--- AIM ---
Reproduce all the entries exactly.
----------------------------------------
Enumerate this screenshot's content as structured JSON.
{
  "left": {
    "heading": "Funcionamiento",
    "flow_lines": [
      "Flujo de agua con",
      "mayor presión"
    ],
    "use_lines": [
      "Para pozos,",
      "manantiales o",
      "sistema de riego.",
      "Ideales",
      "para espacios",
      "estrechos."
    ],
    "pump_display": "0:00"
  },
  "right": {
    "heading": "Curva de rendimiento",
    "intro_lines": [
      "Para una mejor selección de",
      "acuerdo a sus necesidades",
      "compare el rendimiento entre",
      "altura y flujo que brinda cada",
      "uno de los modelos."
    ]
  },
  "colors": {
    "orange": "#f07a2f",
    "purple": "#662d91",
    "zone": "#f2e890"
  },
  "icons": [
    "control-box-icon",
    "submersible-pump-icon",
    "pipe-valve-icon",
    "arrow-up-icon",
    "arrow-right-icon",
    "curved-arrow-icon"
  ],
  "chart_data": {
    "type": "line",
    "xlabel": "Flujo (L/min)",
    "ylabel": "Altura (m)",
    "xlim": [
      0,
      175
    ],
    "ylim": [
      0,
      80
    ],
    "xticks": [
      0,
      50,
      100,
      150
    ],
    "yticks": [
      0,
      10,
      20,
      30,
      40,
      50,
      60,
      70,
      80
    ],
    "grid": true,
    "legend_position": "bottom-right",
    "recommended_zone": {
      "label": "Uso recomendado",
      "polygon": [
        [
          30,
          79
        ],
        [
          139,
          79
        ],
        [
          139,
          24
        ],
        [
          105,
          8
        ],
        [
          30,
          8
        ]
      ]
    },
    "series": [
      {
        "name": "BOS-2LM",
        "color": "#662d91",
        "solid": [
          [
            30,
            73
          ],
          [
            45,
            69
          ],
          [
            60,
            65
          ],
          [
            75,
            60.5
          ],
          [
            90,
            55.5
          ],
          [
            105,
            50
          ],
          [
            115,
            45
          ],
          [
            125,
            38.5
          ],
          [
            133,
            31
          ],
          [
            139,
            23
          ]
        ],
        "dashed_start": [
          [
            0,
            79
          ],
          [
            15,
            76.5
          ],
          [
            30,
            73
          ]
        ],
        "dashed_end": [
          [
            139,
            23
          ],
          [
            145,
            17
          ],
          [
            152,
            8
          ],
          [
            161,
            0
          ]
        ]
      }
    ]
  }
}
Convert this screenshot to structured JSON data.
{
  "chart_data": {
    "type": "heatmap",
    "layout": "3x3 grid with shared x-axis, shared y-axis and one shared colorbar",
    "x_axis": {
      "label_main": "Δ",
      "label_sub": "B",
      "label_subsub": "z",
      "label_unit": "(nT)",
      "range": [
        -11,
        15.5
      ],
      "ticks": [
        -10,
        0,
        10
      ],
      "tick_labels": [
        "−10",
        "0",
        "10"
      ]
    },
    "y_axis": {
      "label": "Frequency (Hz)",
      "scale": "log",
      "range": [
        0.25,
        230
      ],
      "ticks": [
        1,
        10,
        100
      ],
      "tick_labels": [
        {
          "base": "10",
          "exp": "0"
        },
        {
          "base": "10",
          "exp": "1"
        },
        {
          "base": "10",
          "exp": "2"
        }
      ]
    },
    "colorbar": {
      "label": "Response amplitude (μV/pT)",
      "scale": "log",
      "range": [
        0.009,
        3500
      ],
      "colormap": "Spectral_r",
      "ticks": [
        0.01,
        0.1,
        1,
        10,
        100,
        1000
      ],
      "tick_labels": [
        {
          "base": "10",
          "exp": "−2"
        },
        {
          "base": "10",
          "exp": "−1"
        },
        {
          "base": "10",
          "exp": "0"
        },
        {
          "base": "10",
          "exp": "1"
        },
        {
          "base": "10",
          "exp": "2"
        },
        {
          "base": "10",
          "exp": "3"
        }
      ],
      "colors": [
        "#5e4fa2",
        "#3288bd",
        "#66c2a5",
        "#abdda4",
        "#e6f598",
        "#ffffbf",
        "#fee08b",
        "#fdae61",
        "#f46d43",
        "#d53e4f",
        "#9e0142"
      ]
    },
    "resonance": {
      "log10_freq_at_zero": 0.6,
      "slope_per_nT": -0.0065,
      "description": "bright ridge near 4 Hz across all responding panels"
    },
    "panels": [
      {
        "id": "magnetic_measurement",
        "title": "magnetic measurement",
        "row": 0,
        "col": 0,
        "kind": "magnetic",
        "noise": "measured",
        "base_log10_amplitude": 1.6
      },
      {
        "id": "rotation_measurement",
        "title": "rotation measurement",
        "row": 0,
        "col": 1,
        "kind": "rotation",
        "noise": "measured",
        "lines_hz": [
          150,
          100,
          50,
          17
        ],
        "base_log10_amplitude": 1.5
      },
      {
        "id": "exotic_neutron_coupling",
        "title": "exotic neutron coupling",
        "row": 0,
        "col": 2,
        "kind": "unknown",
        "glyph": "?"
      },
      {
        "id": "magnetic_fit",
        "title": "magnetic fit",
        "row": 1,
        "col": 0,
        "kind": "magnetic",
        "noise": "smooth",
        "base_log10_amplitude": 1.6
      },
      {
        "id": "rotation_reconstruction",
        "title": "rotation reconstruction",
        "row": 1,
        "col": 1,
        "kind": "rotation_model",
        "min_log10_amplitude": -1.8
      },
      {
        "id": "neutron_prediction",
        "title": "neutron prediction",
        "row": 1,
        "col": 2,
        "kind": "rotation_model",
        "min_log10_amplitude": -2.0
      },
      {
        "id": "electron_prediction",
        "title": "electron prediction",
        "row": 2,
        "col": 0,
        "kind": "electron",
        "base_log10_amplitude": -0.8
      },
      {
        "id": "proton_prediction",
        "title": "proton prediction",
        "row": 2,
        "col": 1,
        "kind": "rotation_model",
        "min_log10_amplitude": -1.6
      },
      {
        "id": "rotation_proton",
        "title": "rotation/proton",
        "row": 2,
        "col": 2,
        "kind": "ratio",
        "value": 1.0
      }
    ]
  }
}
----------------------------------------
--- REPLY ---
Enumerate this screenshot's content as structured JSON.
{
  "left": {
    "heading": "Funcionamiento",
    "flow_lines": [
      "Flujo de agua con",
      "mayor presión"
    ],
    "use_lines": [
      "Para pozos,",
      "manantiales o",
      "sistema de riego.",
      "Ideales",
      "para espacios",
      "estrechos."
    ],
    "pump_display": "0:00"
  },
  "right": {
    "heading": "Curva de rendimiento",
    "intro_lines": [
      "Para una mejor selección de",
      "acuerdo a sus necesidades",
      "compare el rendimiento entre",
      "altura y flujo que brinda cada",
      "uno de los modelos."
    ]
  },
  "colors": {
    "orange": "#f07a2f",
    "purple": "#662d91",
    "zone": "#f2e890"
  },
  "icons": [
    "control-box-icon",
    "submersible-pump-icon",
    "pipe-valve-icon",
    "arrow-up-icon",
    "arrow-right-icon",
    "curved-arrow-icon"
  ],
  "chart_data": {
    "type": "line",
    "xlabel": "Flujo (L/min)",
    "ylabel": "Altura (m)",
    "xlim": [
      0,
      175
    ],
    "ylim": [
      0,
      80
    ],
    "xticks": [
      0,
      50,
      100,
      150
    ],
    "yticks": [
      0,
      10,
      20,
      30,
      40,
      50,
      60,
      70,
      80
    ],
    "grid": true,
    "legend_position": "bottom-right",
    "recommended_zone": {
      "label": "Uso recomendado",
      "polygon": [
        [
          30,
          79
        ],
        [
          139,
          79
        ],
        [
          139,
          24
        ],
        [
          105,
          8
        ],
        [
          30,
          8
        ]
      ]
    },
    "series": [
      {
        "name": "BOS-2LM",
        "color": "#662d91",
        "solid": [
          [
            30,
            73
          ],
          [
            45,
            69
          ],
          [
            60,
            65
          ],
          [
            75,
            60.5
          ],
          [
            90,
            55.5
          ],
          [
            105,
            50
          ],
          [
            115,
            45
          ],
          [
            125,
            38.5
          ],
          [
            133,
            31
          ],
          [
            139,
            23
          ]
        ],
        "dashed_start": [
          [
            0,
            79
          ],
          [
            15,
            76.5
          ],
          [
            30,
            73
          ]
        ],
        "dashed_end": [
          [
            139,
            23
          ],
          [
            145,
            17
          ],
          [
            152,
            8
          ],
          [
            161,
            0
          ]
        ]
      }
    ]
  }
}
Convert this screenshot to structured JSON data.
{
  "chart_data": {
    "type": "heatmap",
    "layout": "3x3 grid with shared x-axis, shared y-axis and one shared colorbar",
    "x_axis": {
      "label_main": "Δ",
      "label_sub": "B",
      "label_subsub": "z",
      "label_unit": "(nT)",
      "range": [
        -11,
        15.5
      ],
      "ticks": [
        -10,
        0,
        10
      ],
      "tick_labels": [
        "−10",
        "0",
        "10"
      ]
    },
    "y_axis": {
      "label": "Frequency (Hz)",
      "scale": "log",
      "range": [
        0.25,
        230
      ],
      "ticks": [
        1,
        10,
        100
      ],
      "tick_labels": [
        {
          "base": "10",
          "exp": "0"
        },
        {
          "base": "10",
          "exp": "1"
        },
        {
          "base": "10",
          "exp": "2"
        }
      ]
    },
    "colorbar": {
      "label": "Response amplitude (μV/pT)",
      "scale": "log",
      "range": [
        0.009,
        3500
      ],
      "colormap": "Spectral_r",
      "ticks": [
        0.01,
        0.1,
        1,
        10,
        100,
        1000
      ],
      "tick_labels": [
        {
          "base": "10",
          "exp": "−2"
        },
        {
          "base": "10",
          "exp": "−1"
        },
        {
          "base": "10",
          "exp": "0"
        },
        {
          "base": "10",
          "exp": "1"
        },
        {
          "base": "10",
          "exp": "2"
        },
        {
          "base": "10",
          "exp": "3"
        }
      ],
      "colors": [
        "#5e4fa2",
        "#3288bd",
        "#66c2a5",
        "#abdda4",
        "#e6f598",
        "#ffffbf",
        "#fee08b",
        "#fdae61",
        "#f46d43",
        "#d53e4f",
        "#9e0142"
      ]
    },
    "resonance": {
      "log10_freq_at_zero": 0.6,
      "slope_per_nT": -0.0065,
      "description": "bright ridge near 4 Hz across all responding panels"
    },
    "panels": [
      {
        "id": "magnetic_measurement",
        "title": "magnetic measurement",
        "row": 0,
        "col": 0,
        "kind": "magnetic",
        "noise": "measured",
        "base_log10_amplitude": 1.6
      },
      {
        "id": "rotation_measurement",
        "title": "rotation measurement",
        "row": 0,
        "col": 1,
        "kind": "rotation",
        "noise": "measured",
        "lines_hz": [
          150,
          100,
          50,
          17
        ],
        "base_log10_amplitude": 1.5
      },
      {
        "id": "exotic_neutron_coupling",
        "title": "exotic neutron coupling",
        "row": 0,
        "col": 2,
        "kind": "unknown",
        "glyph": "?"
      },
      {
        "id": "magnetic_fit",
        "title": "magnetic fit",
        "row": 1,
        "col": 0,
        "kind": "magnetic",
        "noise": "smooth",
        "base_log10_amplitude": 1.6
      },
      {
        "id": "rotation_reconstruction",
        "title": "rotation reconstruction",
        "row": 1,
        "col": 1,
        "kind": "rotation_model",
        "min_log10_amplitude": -1.8
      },
      {
        "id": "neutron_prediction",
        "title": "neutron prediction",
        "row": 1,
        "col": 2,
        "kind": "rotation_model",
        "min_log10_amplitude": -2.0
      },
      {
        "id": "electron_prediction",
        "title": "electron prediction",
        "row": 2,
        "col": 0,
        "kind": "electron",
        "base_log10_amplitude": -0.8
      },
      {
        "id": "proton_prediction",
        "title": "proton prediction",
        "row": 2,
        "col": 1,
        "kind": "rotation_model",
        "min_log10_amplitude": -1.6
      },
      {
        "id": "rotation_proton",
        "title": "rotation/proton",
        "row": 2,
        "col": 2,
        "kind": "ratio",
        "value": 1.0
      }
    ]
  }
}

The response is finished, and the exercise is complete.